- _Task to complete_: Copy the following material word for word, with every line in its original order.

- _Entries shown_:
....
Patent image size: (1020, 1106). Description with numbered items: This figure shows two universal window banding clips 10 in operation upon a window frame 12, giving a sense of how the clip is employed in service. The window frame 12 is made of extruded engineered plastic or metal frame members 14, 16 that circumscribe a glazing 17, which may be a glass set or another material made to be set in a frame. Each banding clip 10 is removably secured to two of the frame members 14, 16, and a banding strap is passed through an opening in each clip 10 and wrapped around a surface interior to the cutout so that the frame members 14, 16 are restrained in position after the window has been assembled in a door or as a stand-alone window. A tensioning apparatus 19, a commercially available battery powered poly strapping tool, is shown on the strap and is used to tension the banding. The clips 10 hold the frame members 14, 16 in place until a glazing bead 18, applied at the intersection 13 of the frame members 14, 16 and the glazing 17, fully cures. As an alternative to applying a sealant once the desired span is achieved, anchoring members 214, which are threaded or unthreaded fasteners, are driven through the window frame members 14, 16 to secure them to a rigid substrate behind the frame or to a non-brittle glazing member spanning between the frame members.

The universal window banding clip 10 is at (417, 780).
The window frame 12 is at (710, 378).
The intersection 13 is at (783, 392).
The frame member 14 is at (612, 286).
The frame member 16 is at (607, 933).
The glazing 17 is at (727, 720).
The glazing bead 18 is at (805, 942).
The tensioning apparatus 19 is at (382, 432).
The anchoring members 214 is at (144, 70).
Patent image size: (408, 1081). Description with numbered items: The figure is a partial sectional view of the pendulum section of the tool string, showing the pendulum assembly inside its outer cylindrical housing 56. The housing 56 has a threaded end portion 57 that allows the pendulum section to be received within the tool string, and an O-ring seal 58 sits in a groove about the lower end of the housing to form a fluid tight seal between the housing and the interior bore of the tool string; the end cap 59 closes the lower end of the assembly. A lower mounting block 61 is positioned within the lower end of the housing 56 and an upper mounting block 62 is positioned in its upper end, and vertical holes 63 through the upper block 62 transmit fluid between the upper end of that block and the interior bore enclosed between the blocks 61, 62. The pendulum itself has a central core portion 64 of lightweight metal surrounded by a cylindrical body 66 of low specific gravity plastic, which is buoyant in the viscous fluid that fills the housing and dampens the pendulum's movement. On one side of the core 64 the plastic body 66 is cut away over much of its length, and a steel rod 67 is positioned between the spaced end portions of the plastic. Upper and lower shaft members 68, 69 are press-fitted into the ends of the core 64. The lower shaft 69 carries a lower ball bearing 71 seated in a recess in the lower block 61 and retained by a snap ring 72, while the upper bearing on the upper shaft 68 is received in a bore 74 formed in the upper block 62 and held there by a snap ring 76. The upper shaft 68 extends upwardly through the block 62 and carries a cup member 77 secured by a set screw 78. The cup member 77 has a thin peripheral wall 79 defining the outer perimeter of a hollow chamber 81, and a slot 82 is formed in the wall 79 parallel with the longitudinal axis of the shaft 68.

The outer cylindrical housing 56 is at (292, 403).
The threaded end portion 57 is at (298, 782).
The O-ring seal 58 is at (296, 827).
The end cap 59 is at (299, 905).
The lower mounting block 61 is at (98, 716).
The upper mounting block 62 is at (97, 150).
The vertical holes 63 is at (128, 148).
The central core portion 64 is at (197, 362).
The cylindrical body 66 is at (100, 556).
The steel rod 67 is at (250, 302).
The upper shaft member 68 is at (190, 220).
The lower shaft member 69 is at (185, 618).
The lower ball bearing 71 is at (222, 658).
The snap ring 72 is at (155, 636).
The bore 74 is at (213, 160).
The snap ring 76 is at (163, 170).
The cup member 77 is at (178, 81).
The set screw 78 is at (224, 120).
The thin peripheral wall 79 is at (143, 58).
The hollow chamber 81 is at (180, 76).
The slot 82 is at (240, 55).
....
- _Full solution_:
Patent image size: (1020, 1106). Description with numbered items: This figure shows two universal window banding clips 10 in operation upon a window frame 12, giving a sense of how the clip is employed in service. The window frame 12 is made of extruded engineered plastic or metal frame members 14, 16 that circumscribe a glazing 17, which may be a glass set or another material made to be set in a frame. Each banding clip 10 is removably secured to two of the frame members 14, 16, and a banding strap is passed through an opening in each clip 10 and wrapped around a surface interior to the cutout so that the frame members 14, 16 are restrained in position after the window has been assembled in a door or as a stand-alone window. A tensioning apparatus 19, a commercially available battery powered poly strapping tool, is shown on the strap and is used to tension the banding. The clips 10 hold the frame members 14, 16 in place until a glazing bead 18, applied at the intersection 13 of the frame members 14, 16 and the glazing 17, fully cures. As an alternative to applying a sealant once the desired span is achieved, anchoring members 214, which are threaded or unthreaded fasteners, are driven through the window frame members 14, 16 to secure them to a rigid substrate behind the frame or to a non-brittle glazing member spanning between the frame members.

The universal window banding clip 10 is at (417, 780).
The window frame 12 is at (710, 378).
The intersection 13 is at (783, 392).
The frame member 14 is at (612, 286).
The frame member 16 is at (607, 933).
The glazing 17 is at (727, 720).
The glazing bead 18 is at (805, 942).
The tensioning apparatus 19 is at (382, 432).
The anchoring members 214 is at (144, 70).
Patent image size: (408, 1081). Description with numbered items: The figure is a partial sectional view of the pendulum section of the tool string, showing the pendulum assembly inside its outer cylindrical housing 56. The housing 56 has a threaded end portion 57 that allows the pendulum section to be received within the tool string, and an O-ring seal 58 sits in a groove about the lower end of the housing to form a fluid tight seal between the housing and the interior bore of the tool string; the end cap 59 closes the lower end of the assembly. A lower mounting block 61 is positioned within the lower end of the housing 56 and an upper mounting block 62 is positioned in its upper end, and vertical holes 63 through the upper block 62 transmit fluid between the upper end of that block and the interior bore enclosed between the blocks 61, 62. The pendulum itself has a central core portion 64 of lightweight metal surrounded by a cylindrical body 66 of low specific gravity plastic, which is buoyant in the viscous fluid that fills the housing and dampens the pendulum's movement. On one side of the core 64 the plastic body 66 is cut away over much of its length, and a steel rod 67 is positioned between the spaced end portions of the plastic. Upper and lower shaft members 68, 69 are press-fitted into the ends of the core 64. The lower shaft 69 carries a lower ball bearing 71 seated in a recess in the lower block 61 and retained by a snap ring 72, while the upper bearing on the upper shaft 68 is received in a bore 74 formed in the upper block 62 and held there by a snap ring 76. The upper shaft 68 extends upwardly through the block 62 and carries a cup member 77 secured by a set screw 78. The cup member 77 has a thin peripheral wall 79 defining the outer perimeter of a hollow chamber 81, and a slot 82 is formed in the wall 79 parallel with the longitudinal axis of the shaft 68.

The outer cylindrical housing 56 is at (292, 403).
The threaded end portion 57 is at (298, 782).
The O-ring seal 58 is at (296, 827).
The end cap 59 is at (299, 905).
The lower mounting block 61 is at (98, 716).
The upper mounting block 62 is at (97, 150).
The vertical holes 63 is at (128, 148).
The central core portion 64 is at (197, 362).
The cylindrical body 66 is at (100, 556).
The steel rod 67 is at (250, 302).
The upper shaft member 68 is at (190, 220).
The lower shaft member 69 is at (185, 618).
The lower ball bearing 71 is at (222, 658).
The snap ring 72 is at (155, 636).
The bore 74 is at (213, 160).
The snap ring 76 is at (163, 170).
The cup member 77 is at (178, 81).
The set screw 78 is at (224, 120).
The thin peripheral wall 79 is at (143, 58).
The hollow chamber 81 is at (180, 76).
The slot 82 is at (240, 55).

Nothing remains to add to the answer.